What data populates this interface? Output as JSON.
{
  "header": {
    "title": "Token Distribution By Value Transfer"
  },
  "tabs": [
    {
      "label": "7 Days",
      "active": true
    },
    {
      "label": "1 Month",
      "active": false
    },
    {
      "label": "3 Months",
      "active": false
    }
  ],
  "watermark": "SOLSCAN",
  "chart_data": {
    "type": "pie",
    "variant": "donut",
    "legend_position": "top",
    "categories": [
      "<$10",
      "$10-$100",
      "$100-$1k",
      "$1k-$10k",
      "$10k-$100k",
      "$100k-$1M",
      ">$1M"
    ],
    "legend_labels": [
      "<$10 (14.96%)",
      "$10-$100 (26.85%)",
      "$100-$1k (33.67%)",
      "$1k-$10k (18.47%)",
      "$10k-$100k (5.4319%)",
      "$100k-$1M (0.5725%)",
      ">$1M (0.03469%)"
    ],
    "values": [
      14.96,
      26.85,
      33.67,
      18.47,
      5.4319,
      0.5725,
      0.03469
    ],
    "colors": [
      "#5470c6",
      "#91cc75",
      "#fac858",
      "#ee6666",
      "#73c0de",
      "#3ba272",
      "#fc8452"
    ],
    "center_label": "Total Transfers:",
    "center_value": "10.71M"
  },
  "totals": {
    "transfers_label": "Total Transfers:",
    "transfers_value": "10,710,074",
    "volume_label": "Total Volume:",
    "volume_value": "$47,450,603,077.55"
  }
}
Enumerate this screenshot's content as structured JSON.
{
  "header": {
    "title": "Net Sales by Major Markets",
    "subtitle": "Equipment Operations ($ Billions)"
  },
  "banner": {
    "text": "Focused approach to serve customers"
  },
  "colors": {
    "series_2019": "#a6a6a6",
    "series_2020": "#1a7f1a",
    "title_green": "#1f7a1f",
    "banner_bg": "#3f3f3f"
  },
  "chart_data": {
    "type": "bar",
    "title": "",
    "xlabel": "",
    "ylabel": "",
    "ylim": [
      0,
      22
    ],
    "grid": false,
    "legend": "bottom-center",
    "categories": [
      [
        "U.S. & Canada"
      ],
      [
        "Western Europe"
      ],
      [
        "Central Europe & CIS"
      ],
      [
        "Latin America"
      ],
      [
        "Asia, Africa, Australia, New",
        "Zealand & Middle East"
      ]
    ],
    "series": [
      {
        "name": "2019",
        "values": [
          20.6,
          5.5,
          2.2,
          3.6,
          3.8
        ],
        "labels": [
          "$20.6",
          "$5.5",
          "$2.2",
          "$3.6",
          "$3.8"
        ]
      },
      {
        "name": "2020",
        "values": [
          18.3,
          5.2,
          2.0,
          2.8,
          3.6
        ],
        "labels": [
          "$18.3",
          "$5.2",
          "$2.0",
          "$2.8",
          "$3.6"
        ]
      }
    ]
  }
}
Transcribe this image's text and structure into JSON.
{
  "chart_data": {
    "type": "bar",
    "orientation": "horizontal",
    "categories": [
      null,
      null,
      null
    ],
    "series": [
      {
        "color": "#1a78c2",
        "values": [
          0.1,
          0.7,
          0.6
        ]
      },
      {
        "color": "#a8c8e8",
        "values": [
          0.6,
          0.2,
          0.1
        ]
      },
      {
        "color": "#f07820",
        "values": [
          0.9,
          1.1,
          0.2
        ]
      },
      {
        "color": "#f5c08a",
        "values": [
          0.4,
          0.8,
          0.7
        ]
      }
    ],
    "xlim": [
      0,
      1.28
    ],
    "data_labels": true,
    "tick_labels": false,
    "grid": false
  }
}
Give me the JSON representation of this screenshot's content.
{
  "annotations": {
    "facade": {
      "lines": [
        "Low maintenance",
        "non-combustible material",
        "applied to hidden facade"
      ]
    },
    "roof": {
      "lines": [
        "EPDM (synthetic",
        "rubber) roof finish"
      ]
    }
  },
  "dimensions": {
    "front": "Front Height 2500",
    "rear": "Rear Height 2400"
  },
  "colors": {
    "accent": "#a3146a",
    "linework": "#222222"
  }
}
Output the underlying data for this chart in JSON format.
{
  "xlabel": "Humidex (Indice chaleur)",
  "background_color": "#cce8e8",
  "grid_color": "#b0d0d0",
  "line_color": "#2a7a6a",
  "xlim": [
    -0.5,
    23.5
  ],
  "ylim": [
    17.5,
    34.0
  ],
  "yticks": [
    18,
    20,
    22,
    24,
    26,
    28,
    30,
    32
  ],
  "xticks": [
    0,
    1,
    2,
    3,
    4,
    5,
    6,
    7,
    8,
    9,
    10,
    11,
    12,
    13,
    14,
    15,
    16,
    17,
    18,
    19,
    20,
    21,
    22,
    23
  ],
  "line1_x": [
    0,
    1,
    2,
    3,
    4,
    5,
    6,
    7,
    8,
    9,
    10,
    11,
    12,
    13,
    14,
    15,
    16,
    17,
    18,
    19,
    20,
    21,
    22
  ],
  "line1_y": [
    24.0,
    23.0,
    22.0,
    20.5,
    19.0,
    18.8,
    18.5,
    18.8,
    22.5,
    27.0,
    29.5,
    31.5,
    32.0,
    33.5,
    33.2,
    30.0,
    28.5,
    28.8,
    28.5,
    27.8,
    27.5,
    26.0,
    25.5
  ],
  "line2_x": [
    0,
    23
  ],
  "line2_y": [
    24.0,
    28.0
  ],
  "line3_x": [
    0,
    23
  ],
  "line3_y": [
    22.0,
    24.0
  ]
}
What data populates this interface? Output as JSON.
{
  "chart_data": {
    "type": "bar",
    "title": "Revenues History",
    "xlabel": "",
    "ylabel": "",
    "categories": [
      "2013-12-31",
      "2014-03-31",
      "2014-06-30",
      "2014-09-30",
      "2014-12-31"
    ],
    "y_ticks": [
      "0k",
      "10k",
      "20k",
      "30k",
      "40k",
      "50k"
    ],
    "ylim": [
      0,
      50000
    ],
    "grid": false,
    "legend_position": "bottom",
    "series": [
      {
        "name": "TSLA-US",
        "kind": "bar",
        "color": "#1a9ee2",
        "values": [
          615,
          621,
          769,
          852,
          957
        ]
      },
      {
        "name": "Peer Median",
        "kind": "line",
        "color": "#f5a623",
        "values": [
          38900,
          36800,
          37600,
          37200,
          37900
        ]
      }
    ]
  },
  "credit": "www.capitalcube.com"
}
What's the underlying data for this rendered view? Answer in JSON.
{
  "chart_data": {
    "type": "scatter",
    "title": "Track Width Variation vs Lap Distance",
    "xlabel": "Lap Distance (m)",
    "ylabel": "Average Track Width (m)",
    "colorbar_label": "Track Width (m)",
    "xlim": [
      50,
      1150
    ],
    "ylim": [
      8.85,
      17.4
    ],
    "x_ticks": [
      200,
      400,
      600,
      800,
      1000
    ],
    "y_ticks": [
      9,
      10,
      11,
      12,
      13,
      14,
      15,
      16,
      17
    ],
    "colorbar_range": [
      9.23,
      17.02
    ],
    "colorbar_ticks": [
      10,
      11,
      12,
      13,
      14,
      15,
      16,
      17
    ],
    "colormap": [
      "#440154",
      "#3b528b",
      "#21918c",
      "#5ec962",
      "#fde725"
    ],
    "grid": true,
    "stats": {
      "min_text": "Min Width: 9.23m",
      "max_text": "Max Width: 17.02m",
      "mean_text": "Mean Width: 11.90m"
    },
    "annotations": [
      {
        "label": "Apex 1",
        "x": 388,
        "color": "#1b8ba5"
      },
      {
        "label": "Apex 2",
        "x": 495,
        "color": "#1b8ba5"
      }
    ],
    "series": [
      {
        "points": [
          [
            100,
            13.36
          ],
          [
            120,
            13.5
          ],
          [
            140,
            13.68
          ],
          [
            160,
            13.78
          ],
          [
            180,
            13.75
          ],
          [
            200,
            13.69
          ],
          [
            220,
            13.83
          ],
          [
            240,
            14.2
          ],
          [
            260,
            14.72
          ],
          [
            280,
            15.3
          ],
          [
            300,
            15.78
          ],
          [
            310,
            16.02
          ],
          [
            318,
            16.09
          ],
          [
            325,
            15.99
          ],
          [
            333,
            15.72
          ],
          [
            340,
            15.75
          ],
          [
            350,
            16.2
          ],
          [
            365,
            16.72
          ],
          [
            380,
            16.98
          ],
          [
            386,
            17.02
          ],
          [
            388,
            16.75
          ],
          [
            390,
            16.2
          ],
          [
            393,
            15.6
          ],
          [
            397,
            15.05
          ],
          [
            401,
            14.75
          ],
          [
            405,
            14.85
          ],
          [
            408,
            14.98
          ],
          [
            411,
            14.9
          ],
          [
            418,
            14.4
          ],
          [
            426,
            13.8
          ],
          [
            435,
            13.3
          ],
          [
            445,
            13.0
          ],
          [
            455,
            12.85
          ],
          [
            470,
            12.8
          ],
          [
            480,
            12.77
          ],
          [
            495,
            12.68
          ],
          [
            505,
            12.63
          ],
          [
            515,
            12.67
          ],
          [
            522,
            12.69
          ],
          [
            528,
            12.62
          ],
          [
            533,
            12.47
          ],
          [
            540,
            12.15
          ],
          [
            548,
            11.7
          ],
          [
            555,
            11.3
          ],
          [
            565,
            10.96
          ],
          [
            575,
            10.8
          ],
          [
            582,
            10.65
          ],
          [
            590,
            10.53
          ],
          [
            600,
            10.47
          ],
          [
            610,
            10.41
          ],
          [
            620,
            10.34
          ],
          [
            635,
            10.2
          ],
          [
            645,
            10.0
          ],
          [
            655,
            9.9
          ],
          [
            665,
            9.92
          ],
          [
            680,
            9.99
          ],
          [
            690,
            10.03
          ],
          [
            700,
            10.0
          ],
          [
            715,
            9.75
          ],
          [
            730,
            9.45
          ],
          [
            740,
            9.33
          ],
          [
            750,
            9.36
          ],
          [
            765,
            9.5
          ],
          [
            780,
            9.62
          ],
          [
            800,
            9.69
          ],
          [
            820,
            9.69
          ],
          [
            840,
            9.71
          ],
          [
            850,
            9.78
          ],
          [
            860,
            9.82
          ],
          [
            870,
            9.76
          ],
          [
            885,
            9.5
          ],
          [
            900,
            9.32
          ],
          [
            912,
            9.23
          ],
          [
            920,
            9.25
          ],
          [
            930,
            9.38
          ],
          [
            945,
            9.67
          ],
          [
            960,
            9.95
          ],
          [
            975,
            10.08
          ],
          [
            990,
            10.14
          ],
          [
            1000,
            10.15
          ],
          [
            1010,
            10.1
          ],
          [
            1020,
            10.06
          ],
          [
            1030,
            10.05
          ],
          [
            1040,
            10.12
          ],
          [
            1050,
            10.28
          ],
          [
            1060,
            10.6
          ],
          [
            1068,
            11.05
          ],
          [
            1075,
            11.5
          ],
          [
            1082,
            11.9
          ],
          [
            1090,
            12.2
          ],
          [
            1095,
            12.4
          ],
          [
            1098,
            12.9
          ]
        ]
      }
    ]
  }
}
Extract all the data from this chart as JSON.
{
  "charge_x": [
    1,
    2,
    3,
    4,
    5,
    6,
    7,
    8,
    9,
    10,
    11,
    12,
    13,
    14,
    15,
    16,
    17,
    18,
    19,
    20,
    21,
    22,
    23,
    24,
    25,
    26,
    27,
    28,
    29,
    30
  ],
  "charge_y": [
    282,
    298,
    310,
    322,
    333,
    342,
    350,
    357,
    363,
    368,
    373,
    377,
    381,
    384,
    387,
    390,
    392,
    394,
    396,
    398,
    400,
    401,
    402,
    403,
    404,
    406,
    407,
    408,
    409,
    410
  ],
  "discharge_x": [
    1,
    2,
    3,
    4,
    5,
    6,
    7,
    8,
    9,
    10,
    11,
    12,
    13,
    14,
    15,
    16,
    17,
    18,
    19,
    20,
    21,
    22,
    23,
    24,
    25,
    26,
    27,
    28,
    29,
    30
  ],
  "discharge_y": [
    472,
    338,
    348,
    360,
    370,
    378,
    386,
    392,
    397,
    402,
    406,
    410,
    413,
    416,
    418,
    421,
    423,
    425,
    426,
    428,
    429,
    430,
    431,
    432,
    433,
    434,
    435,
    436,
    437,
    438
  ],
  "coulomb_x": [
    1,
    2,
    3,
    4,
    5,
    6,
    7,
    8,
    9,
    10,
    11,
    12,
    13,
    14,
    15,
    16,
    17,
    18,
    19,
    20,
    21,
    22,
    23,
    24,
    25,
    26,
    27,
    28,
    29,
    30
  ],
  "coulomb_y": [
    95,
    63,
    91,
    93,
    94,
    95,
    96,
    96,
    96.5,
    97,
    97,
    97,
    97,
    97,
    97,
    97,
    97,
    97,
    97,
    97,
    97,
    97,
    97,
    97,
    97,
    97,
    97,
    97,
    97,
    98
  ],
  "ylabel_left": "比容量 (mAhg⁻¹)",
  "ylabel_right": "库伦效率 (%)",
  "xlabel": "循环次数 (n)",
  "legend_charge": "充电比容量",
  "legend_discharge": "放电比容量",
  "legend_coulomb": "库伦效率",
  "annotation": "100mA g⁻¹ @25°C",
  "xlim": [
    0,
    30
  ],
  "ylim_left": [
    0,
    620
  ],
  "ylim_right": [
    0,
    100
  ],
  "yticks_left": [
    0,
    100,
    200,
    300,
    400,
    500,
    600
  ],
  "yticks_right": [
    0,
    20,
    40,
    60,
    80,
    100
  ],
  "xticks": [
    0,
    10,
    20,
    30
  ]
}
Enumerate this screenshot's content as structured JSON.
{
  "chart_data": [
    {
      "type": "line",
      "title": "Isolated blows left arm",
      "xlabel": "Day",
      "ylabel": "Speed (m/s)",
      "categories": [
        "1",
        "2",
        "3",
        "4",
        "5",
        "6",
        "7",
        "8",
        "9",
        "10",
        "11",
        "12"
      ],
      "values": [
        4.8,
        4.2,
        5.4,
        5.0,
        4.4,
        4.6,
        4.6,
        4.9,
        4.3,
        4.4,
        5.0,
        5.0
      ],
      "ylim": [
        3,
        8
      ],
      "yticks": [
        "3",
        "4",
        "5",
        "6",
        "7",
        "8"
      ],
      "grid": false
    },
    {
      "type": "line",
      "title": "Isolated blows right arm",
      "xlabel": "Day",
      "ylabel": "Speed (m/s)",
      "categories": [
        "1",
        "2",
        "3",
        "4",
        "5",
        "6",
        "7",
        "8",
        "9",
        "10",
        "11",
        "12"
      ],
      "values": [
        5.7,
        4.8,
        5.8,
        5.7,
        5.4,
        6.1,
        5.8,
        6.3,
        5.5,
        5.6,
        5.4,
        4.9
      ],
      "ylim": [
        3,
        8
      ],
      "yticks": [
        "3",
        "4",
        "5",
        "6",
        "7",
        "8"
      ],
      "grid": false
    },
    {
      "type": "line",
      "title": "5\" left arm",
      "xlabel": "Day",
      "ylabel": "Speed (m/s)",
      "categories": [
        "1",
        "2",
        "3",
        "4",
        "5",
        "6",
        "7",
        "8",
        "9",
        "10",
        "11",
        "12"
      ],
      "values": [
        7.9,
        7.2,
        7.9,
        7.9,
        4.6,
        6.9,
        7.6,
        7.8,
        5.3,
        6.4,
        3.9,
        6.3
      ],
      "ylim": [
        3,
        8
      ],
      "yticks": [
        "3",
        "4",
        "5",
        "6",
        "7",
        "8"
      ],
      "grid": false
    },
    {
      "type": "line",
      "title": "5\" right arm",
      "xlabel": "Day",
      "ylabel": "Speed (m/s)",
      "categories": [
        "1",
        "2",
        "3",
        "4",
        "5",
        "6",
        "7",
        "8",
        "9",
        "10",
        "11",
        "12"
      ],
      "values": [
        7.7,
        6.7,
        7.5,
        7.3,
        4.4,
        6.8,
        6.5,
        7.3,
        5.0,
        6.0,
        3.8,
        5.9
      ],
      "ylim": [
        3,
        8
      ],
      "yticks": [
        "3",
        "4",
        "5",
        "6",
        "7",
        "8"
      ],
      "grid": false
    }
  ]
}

════════════════════

What to do.
Looking at the records above, work out how many lines include the word "库伦效率", then give that number by itself.

Answer for this exercise.
2